Where the data below has the string "сокровищами", return the whole line.

___ Records supplied ___

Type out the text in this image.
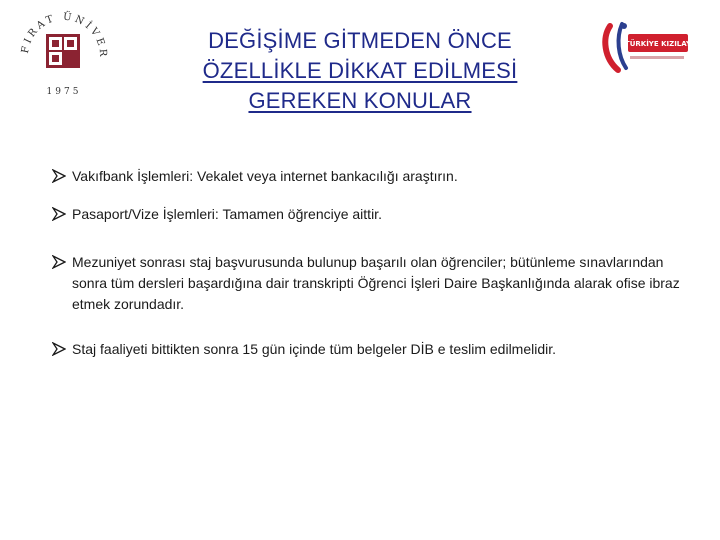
FIRAT ÜNİVER
1975
DEĞİŞİME GİTMEDEN ÖNCE
ÖZELLİKLE DİKKAT EDİLMESİ
GEREKEN KONULAR
TÜRKİYE KIZILAY
Vakıfbank İşlemleri: Vekalet veya internet bankacılığı araştırın.
Pasaport/Vize İşlemleri: Tamamen öğrenciye aittir.
Mezuniyet sonrası staj başvurusunda bulunup başarılı olan öğrenciler; bütünleme sınavlarından sonra tüm dersleri başardığına dair transkripti Öğrenci İşleri Daire Başkanlığında alarak ofise ibraz etmek zorundadır.
Staj faaliyeti bittikten sonra 15 gün içinde tüm belgeler DİB e teslim edilmelidir.
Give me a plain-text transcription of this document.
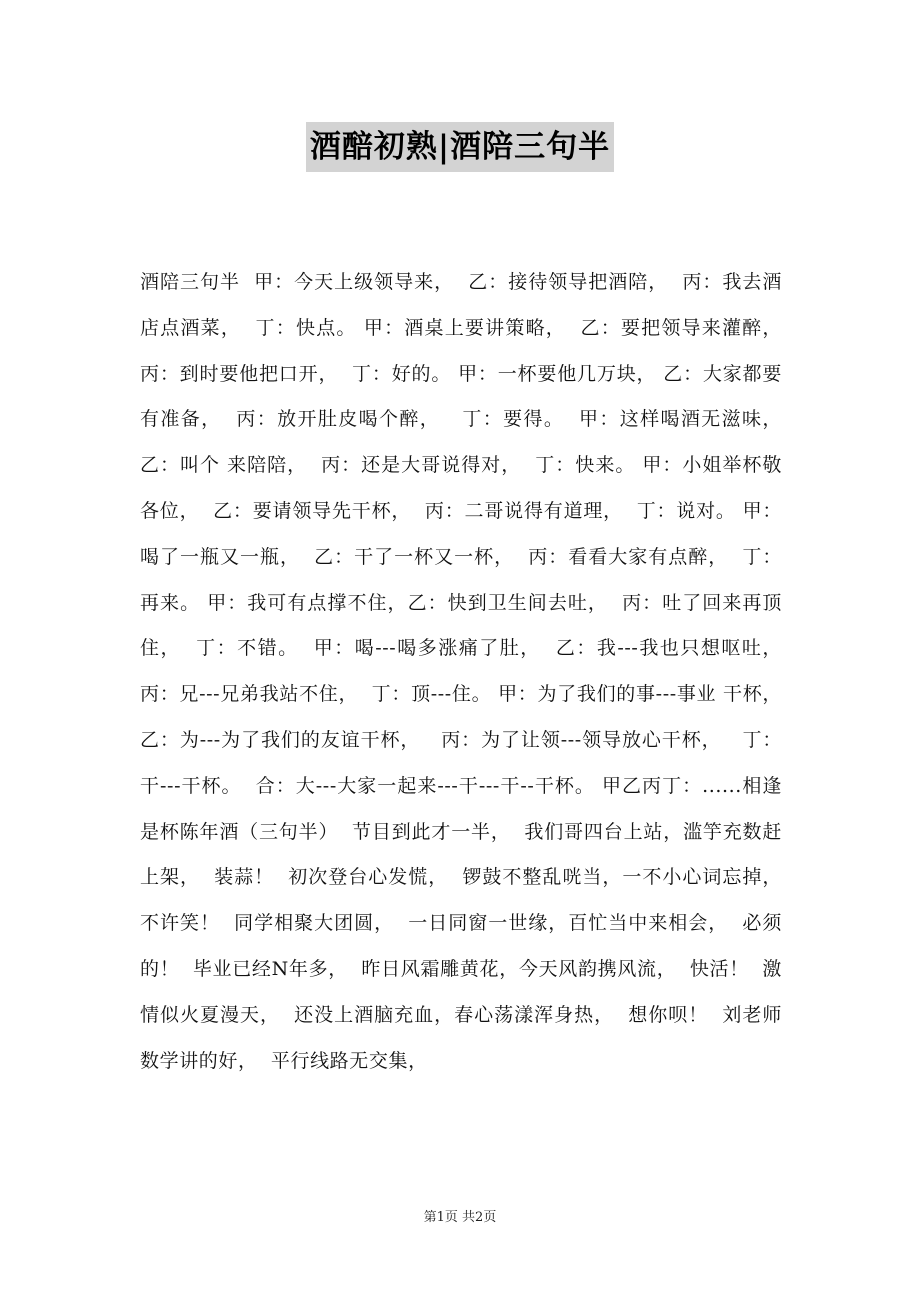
酒醅初熟|酒陪三句半
酒陪三句半  甲：今天上级领导来，  乙：接待领导把酒陪，  丙：我去酒店点酒菜，  丁：快点。 甲：酒桌上要讲策略，  乙：要把领导来灌醉，  丙：到时要他把口开，  丁：好的。 甲：一杯要他几万块， 乙：大家都要有准备，  丙：放开肚皮喝个醉，   丁：要得。  甲：这样喝酒无滋味，  乙：叫个 来陪陪，  丙：还是大哥说得对，  丁：快来。 甲：小姐举杯敬各位，  乙：要请领导先干杯，  丙：二哥说得有道理，  丁：说对。 甲：喝了一瓶又一瓶，  乙：干了一杯又一杯，  丙：看看大家有点醉，  丁：再来。 甲：我可有点撑不住，乙：快到卫生间去吐，  丙：吐了回来再顶住，  丁：不错。  甲：喝---喝多涨痛了肚，  乙：我---我也只想呕吐，  丙：兄---兄弟我站不住，  丁：顶---住。 甲：为了我们的事---事业 干杯，  乙：为---为了我们的友谊干杯，   丙：为了让领---领导放心干杯，   丁：干---干杯。  合：大---大家一起来---干---干--干杯。 甲乙丙丁：......相逢是杯陈年酒（三句半）  节目到此才一半，  我们哥四台上站，滥竽充数赶上架，  装蒜！  初次登台心发慌，  锣鼓不整乱咣当，一不小心词忘掉，  不许笑！  同学相聚大团圆，  一日同窗一世缘，百忙当中来相会，  必须的！  毕业已经N年多，  昨日风霜雕黄花，今天风韵携风流，  快活！  激情似火夏漫天，  还没上酒脑充血，春心荡漾浑身热，  想你呗！  刘老师数学讲的好，  平行线路无交集，
第1页 共2页
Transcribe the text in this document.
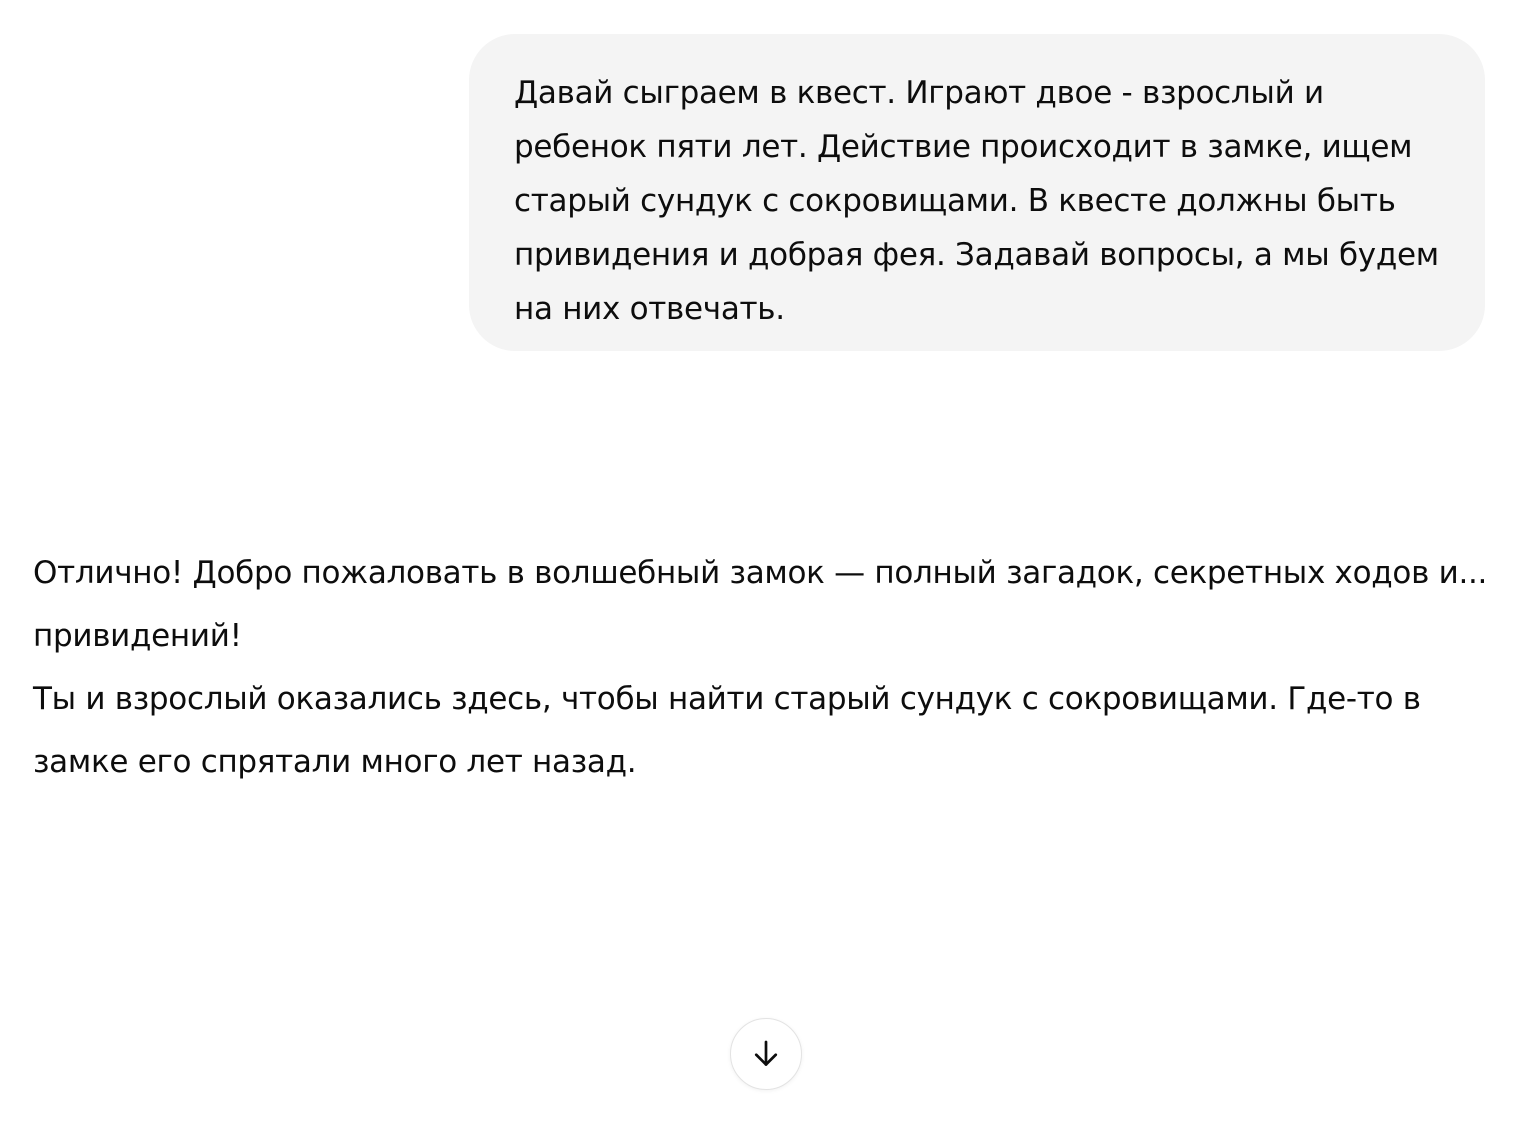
Давай сыграем в квест. Играют двое - взрослый и ребенок пяти лет. Действие происходит в замке, ищем старый сундук с сокровищами. В квесте должны быть привидения и добрая фея. Задавай вопросы, а мы будем на них отвечать.

Отлично! Добро пожаловать в волшебный замок — полный загадок, секретных ходов и... привидений!

Ты и взрослый оказались здесь, чтобы найти старый сундук с сокровищами. Где-то в замке его спрятали много лет назад.
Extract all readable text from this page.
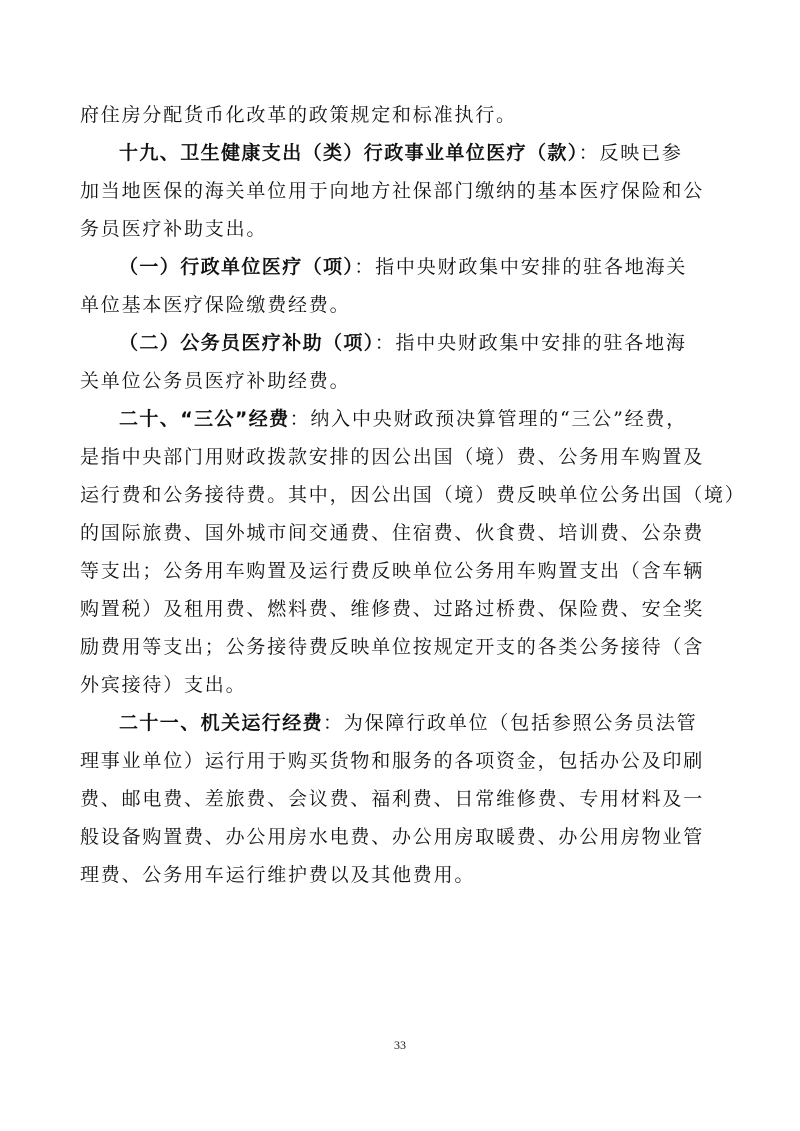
府住房分配货币化改革的政策规定和标准执行。
十九、卫生健康支出（类）行政事业单位医疗（款）：反映已参
加当地医保的海关单位用于向地方社保部门缴纳的基本医疗保险和公
务员医疗补助支出。
（一）行政单位医疗（项）：指中央财政集中安排的驻各地海关
单位基本医疗保险缴费经费。
（二）公务员医疗补助（项）：指中央财政集中安排的驻各地海
关单位公务员医疗补助经费。
二十、“三公”经费：纳入中央财政预决算管理的“三公”经费，
是指中央部门用财政拨款安排的因公出国（境）费、公务用车购置及
运行费和公务接待费。其中，因公出国（境）费反映单位公务出国（境）
的国际旅费、国外城市间交通费、住宿费、伙食费、培训费、公杂费
等支出；公务用车购置及运行费反映单位公务用车购置支出（含车辆
购置税）及租用费、燃料费、维修费、过路过桥费、保险费、安全奖
励费用等支出；公务接待费反映单位按规定开支的各类公务接待（含
外宾接待）支出。
二十一、机关运行经费：为保障行政单位（包括参照公务员法管
理事业单位）运行用于购买货物和服务的各项资金，包括办公及印刷
费、邮电费、差旅费、会议费、福利费、日常维修费、专用材料及一
般设备购置费、办公用房水电费、办公用房取暖费、办公用房物业管
理费、公务用车运行维护费以及其他费用。
33
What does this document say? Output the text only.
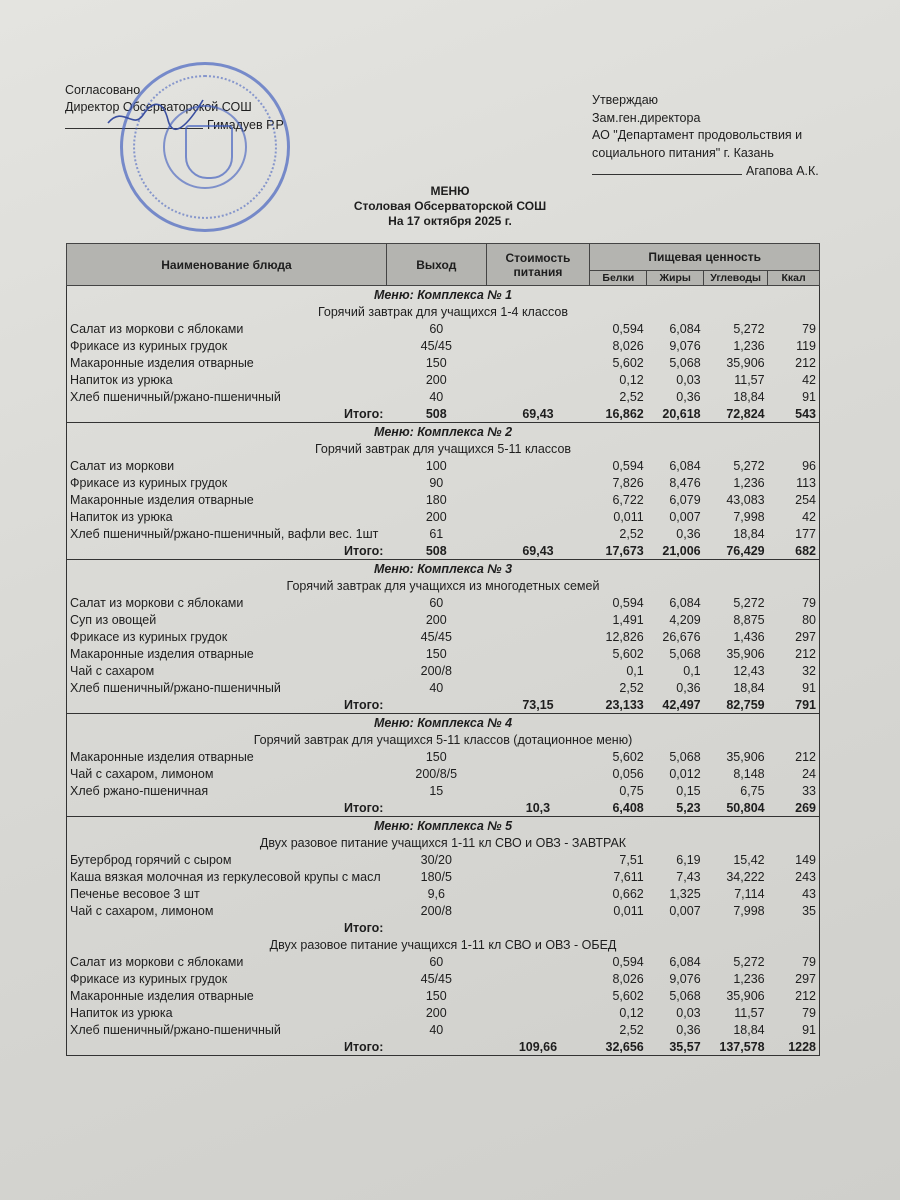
Согласовано
Директор Обсерваторской СОШ
Гимадуев Р.Р
Утверждаю
Зам.ген.директора
АО "Департамент продовольствия и
социального питания" г. Казань
Агапова А.К.
МЕНЮ
Столовая Обсерваторской СОШ
На 17 октября 2025 г.
Наименование блюда	Выход	Стоимость питания	Пищевая ценность			
			Белки	Жиры	Углеводы	Ккал
Меню: Комплекса № 1						
Горячий завтрак для учащихся 1-4 классов						
Салат из моркови с яблоками	60		0,594	6,084	5,272	79
Фрикасе из куриных грудок	45/45		8,026	9,076	1,236	119
Макаронные изделия отварные	150		5,602	5,068	35,906	212
Напиток из урюка	200		0,12	0,03	11,57	42
Хлеб пшеничный/ржано-пшеничный	40		2,52	0,36	18,84	91
Итого:	508	69,43	16,862	20,618	72,824	543
Меню: Комплекса № 2						
Горячий завтрак для учащихся 5-11 классов						
Салат из моркови	100		0,594	6,084	5,272	96
Фрикасе из куриных грудок	90		7,826	8,476	1,236	113
Макаронные изделия отварные	180		6,722	6,079	43,083	254
Напиток из урюка	200		0,011	0,007	7,998	42
Хлеб пшеничный/ржано-пшеничный, вафли вес. 1шт	61		2,52	0,36	18,84	177
Итого:	508	69,43	17,673	21,006	76,429	682
Меню: Комплекса № 3						
Горячий завтрак для учащихся из многодетных семей						
Салат из моркови с яблоками	60		0,594	6,084	5,272	79
Суп из овощей	200		1,491	4,209	8,875	80
Фрикасе из куриных грудок	45/45		12,826	26,676	1,436	297
Макаронные изделия отварные	150		5,602	5,068	35,906	212
Чай с сахаром	200/8		0,1	0,1	12,43	32
Хлеб пшеничный/ржано-пшеничный	40		2,52	0,36	18,84	91
Итого:		73,15	23,133	42,497	82,759	791
Меню: Комплекса № 4						
Горячий завтрак для учащихся 5-11 классов (дотационное меню)						
Макаронные изделия отварные	150		5,602	5,068	35,906	212
Чай с сахаром, лимоном	200/8/5		0,056	0,012	8,148	24
Хлеб ржано-пшеничная	15		0,75	0,15	6,75	33
Итого:		10,3	6,408	5,23	50,804	269
Меню: Комплекса № 5						
Двух разовое питание учащихся 1-11 кл СВО и ОВЗ - ЗАВТРАК						
Бутерброд горячий с сыром	30/20		7,51	6,19	15,42	149
Каша вязкая молочная из геркулесовой крупы с масл	180/5		7,611	7,43	34,222	243
Печенье весовое 3 шт	9,6		0,662	1,325	7,114	43
Чай с сахаром, лимоном	200/8		0,011	0,007	7,998	35
Итого:						
Двух разовое питание учащихся 1-11 кл СВО и ОВЗ - ОБЕД						
Салат из моркови с яблоками	60		0,594	6,084	5,272	79
Фрикасе из куриных грудок	45/45		8,026	9,076	1,236	297
Макаронные изделия отварные	150		5,602	5,068	35,906	212
Напиток из урюка	200		0,12	0,03	11,57	79
Хлеб пшеничный/ржано-пшеничный	40		2,52	0,36	18,84	91
Итого:		109,66	32,656	35,57	137,578	1228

___

Result of this exercise:
Давай сыграем в квест. Играют двое - взрослый и ребенок пяти лет. Действие происходит в замке, ищем старый сундук с сокровищами. В квесте должны быть привидения и добрая фея. Задавай вопросы, а мы будем на них отвечать.
Ты и взрослый оказались здесь, чтобы найти старый сундук с сокровищами. Где-то в замке его спрятали много лет назад.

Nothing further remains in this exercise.